Dataset records:
++++++++++++++++++++
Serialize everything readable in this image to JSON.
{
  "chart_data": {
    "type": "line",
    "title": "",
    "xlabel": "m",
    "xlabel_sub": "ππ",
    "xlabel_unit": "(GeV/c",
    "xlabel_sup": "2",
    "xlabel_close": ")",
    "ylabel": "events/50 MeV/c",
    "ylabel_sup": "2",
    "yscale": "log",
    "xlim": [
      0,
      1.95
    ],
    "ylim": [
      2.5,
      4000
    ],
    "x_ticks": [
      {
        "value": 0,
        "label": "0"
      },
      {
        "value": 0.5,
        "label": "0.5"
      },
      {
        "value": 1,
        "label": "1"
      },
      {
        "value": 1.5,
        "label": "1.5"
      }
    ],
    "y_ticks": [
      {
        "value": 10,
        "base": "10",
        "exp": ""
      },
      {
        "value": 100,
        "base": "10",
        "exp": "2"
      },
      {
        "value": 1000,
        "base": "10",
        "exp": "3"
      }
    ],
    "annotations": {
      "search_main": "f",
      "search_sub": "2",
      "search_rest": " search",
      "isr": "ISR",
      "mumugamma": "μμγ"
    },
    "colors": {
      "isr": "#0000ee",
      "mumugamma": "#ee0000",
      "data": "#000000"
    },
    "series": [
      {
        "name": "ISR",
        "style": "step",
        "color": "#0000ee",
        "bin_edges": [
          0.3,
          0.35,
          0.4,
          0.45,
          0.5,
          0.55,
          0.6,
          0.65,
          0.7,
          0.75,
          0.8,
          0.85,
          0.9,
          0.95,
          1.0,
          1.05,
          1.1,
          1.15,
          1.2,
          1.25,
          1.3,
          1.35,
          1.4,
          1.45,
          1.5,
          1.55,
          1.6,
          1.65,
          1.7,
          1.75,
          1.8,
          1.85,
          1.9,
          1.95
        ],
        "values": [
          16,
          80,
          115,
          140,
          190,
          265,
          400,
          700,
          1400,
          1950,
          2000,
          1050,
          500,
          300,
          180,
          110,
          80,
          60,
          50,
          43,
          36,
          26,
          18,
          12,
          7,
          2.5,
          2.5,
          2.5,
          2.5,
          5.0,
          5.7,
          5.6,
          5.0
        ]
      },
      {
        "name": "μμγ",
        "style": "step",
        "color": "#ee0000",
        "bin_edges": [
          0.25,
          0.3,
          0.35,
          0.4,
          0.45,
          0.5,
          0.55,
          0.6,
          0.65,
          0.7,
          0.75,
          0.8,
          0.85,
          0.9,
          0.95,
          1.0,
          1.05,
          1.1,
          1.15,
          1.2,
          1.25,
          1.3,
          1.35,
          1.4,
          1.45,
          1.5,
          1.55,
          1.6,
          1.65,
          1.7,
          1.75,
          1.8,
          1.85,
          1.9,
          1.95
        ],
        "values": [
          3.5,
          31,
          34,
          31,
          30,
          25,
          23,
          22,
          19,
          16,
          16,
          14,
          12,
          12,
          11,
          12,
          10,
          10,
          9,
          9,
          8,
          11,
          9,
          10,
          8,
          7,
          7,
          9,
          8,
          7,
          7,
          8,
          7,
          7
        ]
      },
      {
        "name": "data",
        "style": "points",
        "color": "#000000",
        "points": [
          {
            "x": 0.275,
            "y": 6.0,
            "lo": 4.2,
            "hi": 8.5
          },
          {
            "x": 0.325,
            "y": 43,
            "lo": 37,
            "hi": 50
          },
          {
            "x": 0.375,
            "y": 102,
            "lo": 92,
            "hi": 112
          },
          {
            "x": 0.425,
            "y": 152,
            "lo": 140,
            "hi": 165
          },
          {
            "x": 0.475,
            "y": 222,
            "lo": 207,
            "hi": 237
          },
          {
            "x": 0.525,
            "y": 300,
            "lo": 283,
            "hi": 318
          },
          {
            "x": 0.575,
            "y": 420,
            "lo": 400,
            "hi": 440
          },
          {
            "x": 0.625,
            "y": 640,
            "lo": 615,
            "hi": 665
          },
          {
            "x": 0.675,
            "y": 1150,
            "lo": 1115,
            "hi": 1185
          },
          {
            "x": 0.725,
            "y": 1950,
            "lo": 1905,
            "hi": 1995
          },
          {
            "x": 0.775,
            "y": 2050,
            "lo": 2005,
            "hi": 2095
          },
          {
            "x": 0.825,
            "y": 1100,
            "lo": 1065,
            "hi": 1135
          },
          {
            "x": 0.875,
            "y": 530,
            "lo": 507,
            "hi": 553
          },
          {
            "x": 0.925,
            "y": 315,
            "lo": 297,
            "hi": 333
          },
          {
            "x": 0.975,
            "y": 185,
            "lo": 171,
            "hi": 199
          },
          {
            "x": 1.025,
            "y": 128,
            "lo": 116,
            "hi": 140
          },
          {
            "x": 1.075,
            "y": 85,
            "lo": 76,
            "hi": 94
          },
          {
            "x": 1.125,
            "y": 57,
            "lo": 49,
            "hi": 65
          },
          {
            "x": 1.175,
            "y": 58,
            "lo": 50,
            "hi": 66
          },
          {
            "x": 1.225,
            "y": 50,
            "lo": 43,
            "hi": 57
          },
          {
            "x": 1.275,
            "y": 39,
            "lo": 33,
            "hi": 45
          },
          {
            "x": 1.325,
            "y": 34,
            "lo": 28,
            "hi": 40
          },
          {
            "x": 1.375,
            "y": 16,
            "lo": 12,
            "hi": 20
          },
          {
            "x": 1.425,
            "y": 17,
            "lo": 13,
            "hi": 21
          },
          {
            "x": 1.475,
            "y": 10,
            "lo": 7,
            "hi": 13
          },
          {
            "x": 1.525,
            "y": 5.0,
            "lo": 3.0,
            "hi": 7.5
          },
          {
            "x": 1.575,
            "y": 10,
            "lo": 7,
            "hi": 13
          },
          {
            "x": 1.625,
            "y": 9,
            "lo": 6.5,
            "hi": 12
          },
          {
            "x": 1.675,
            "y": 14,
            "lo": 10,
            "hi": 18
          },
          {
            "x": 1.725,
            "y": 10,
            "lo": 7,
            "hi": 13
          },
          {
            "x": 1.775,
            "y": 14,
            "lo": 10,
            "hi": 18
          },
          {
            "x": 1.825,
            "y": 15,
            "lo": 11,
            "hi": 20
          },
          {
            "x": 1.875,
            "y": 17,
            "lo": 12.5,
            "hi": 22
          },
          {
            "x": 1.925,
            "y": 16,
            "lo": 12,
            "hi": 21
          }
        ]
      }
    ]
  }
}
++++++++++++++++++++
Copy the records above exactly as they appear.

Serialize everything readable in this image to JSON.
{
  "chart_data": {
    "type": "line",
    "title": "",
    "xlabel": "m",
    "xlabel_sub": "ππ",
    "xlabel_unit": "(GeV/c",
    "xlabel_sup": "2",
    "xlabel_close": ")",
    "ylabel": "events/50 MeV/c",
    "ylabel_sup": "2",
    "yscale": "log",
    "xlim": [
      0,
      1.95
    ],
    "ylim": [
      2.5,
      4000
    ],
    "x_ticks": [
      {
        "value": 0,
        "label": "0"
      },
      {
        "value": 0.5,
        "label": "0.5"
      },
      {
        "value": 1,
        "label": "1"
      },
      {
        "value": 1.5,
        "label": "1.5"
      }
    ],
    "y_ticks": [
      {
        "value": 10,
        "base": "10",
        "exp": ""
      },
      {
        "value": 100,
        "base": "10",
        "exp": "2"
      },
      {
        "value": 1000,
        "base": "10",
        "exp": "3"
      }
    ],
    "annotations": {
      "search_main": "f",
      "search_sub": "2",
      "search_rest": " search",
      "isr": "ISR",
      "mumugamma": "μμγ"
    },
    "colors": {
      "isr": "#0000ee",
      "mumugamma": "#ee0000",
      "data": "#000000"
    },
    "series": [
      {
        "name": "ISR",
        "style": "step",
        "color": "#0000ee",
        "bin_edges": [
          0.3,
          0.35,
          0.4,
          0.45,
          0.5,
          0.55,
          0.6,
          0.65,
          0.7,
          0.75,
          0.8,
          0.85,
          0.9,
          0.95,
          1.0,
          1.05,
          1.1,
          1.15,
          1.2,
          1.25,
          1.3,
          1.35,
          1.4,
          1.45,
          1.5,
          1.55,
          1.6,
          1.65,
          1.7,
          1.75,
          1.8,
          1.85,
          1.9,
          1.95
        ],
        "values": [
          16,
          80,
          115,
          140,
          190,
          265,
          400,
          700,
          1400,
          1950,
          2000,
          1050,
          500,
          300,
          180,
          110,
          80,
          60,
          50,
          43,
          36,
          26,
          18,
          12,
          7,
          2.5,
          2.5,
          2.5,
          2.5,
          5.0,
          5.7,
          5.6,
          5.0
        ]
      },
      {
        "name": "μμγ",
        "style": "step",
        "color": "#ee0000",
        "bin_edges": [
          0.25,
          0.3,
          0.35,
          0.4,
          0.45,
          0.5,
          0.55,
          0.6,
          0.65,
          0.7,
          0.75,
          0.8,
          0.85,
          0.9,
          0.95,
          1.0,
          1.05,
          1.1,
          1.15,
          1.2,
          1.25,
          1.3,
          1.35,
          1.4,
          1.45,
          1.5,
          1.55,
          1.6,
          1.65,
          1.7,
          1.75,
          1.8,
          1.85,
          1.9,
          1.95
        ],
        "values": [
          3.5,
          31,
          34,
          31,
          30,
          25,
          23,
          22,
          19,
          16,
          16,
          14,
          12,
          12,
          11,
          12,
          10,
          10,
          9,
          9,
          8,
          11,
          9,
          10,
          8,
          7,
          7,
          9,
          8,
          7,
          7,
          8,
          7,
          7
        ]
      },
      {
        "name": "data",
        "style": "points",
        "color": "#000000",
        "points": [
          {
            "x": 0.275,
            "y": 6.0,
            "lo": 4.2,
            "hi": 8.5
          },
          {
            "x": 0.325,
            "y": 43,
            "lo": 37,
            "hi": 50
          },
          {
            "x": 0.375,
            "y": 102,
            "lo": 92,
            "hi": 112
          },
          {
            "x": 0.425,
            "y": 152,
            "lo": 140,
            "hi": 165
          },
          {
            "x": 0.475,
            "y": 222,
            "lo": 207,
            "hi": 237
          },
          {
            "x": 0.525,
            "y": 300,
            "lo": 283,
            "hi": 318
          },
          {
            "x": 0.575,
            "y": 420,
            "lo": 400,
            "hi": 440
          },
          {
            "x": 0.625,
            "y": 640,
            "lo": 615,
            "hi": 665
          },
          {
            "x": 0.675,
            "y": 1150,
            "lo": 1115,
            "hi": 1185
          },
          {
            "x": 0.725,
            "y": 1950,
            "lo": 1905,
            "hi": 1995
          },
          {
            "x": 0.775,
            "y": 2050,
            "lo": 2005,
            "hi": 2095
          },
          {
            "x": 0.825,
            "y": 1100,
            "lo": 1065,
            "hi": 1135
          },
          {
            "x": 0.875,
            "y": 530,
            "lo": 507,
            "hi": 553
          },
          {
            "x": 0.925,
            "y": 315,
            "lo": 297,
            "hi": 333
          },
          {
            "x": 0.975,
            "y": 185,
            "lo": 171,
            "hi": 199
          },
          {
            "x": 1.025,
            "y": 128,
            "lo": 116,
            "hi": 140
          },
          {
            "x": 1.075,
            "y": 85,
            "lo": 76,
            "hi": 94
          },
          {
            "x": 1.125,
            "y": 57,
            "lo": 49,
            "hi": 65
          },
          {
            "x": 1.175,
            "y": 58,
            "lo": 50,
            "hi": 66
          },
          {
            "x": 1.225,
            "y": 50,
            "lo": 43,
            "hi": 57
          },
          {
            "x": 1.275,
            "y": 39,
            "lo": 33,
            "hi": 45
          },
          {
            "x": 1.325,
            "y": 34,
            "lo": 28,
            "hi": 40
          },
          {
            "x": 1.375,
            "y": 16,
            "lo": 12,
            "hi": 20
          },
          {
            "x": 1.425,
            "y": 17,
            "lo": 13,
            "hi": 21
          },
          {
            "x": 1.475,
            "y": 10,
            "lo": 7,
            "hi": 13
          },
          {
            "x": 1.525,
            "y": 5.0,
            "lo": 3.0,
            "hi": 7.5
          },
          {
            "x": 1.575,
            "y": 10,
            "lo": 7,
            "hi": 13
          },
          {
            "x": 1.625,
            "y": 9,
            "lo": 6.5,
            "hi": 12
          },
          {
            "x": 1.675,
            "y": 14,
            "lo": 10,
            "hi": 18
          },
          {
            "x": 1.725,
            "y": 10,
            "lo": 7,
            "hi": 13
          },
          {
            "x": 1.775,
            "y": 14,
            "lo": 10,
            "hi": 18
          },
          {
            "x": 1.825,
            "y": 15,
            "lo": 11,
            "hi": 20
          },
          {
            "x": 1.875,
            "y": 17,
            "lo": 12.5,
            "hi": 22
          },
          {
            "x": 1.925,
            "y": 16,
            "lo": 12,
            "hi": 21
          }
        ]
      }
    ]
  }
}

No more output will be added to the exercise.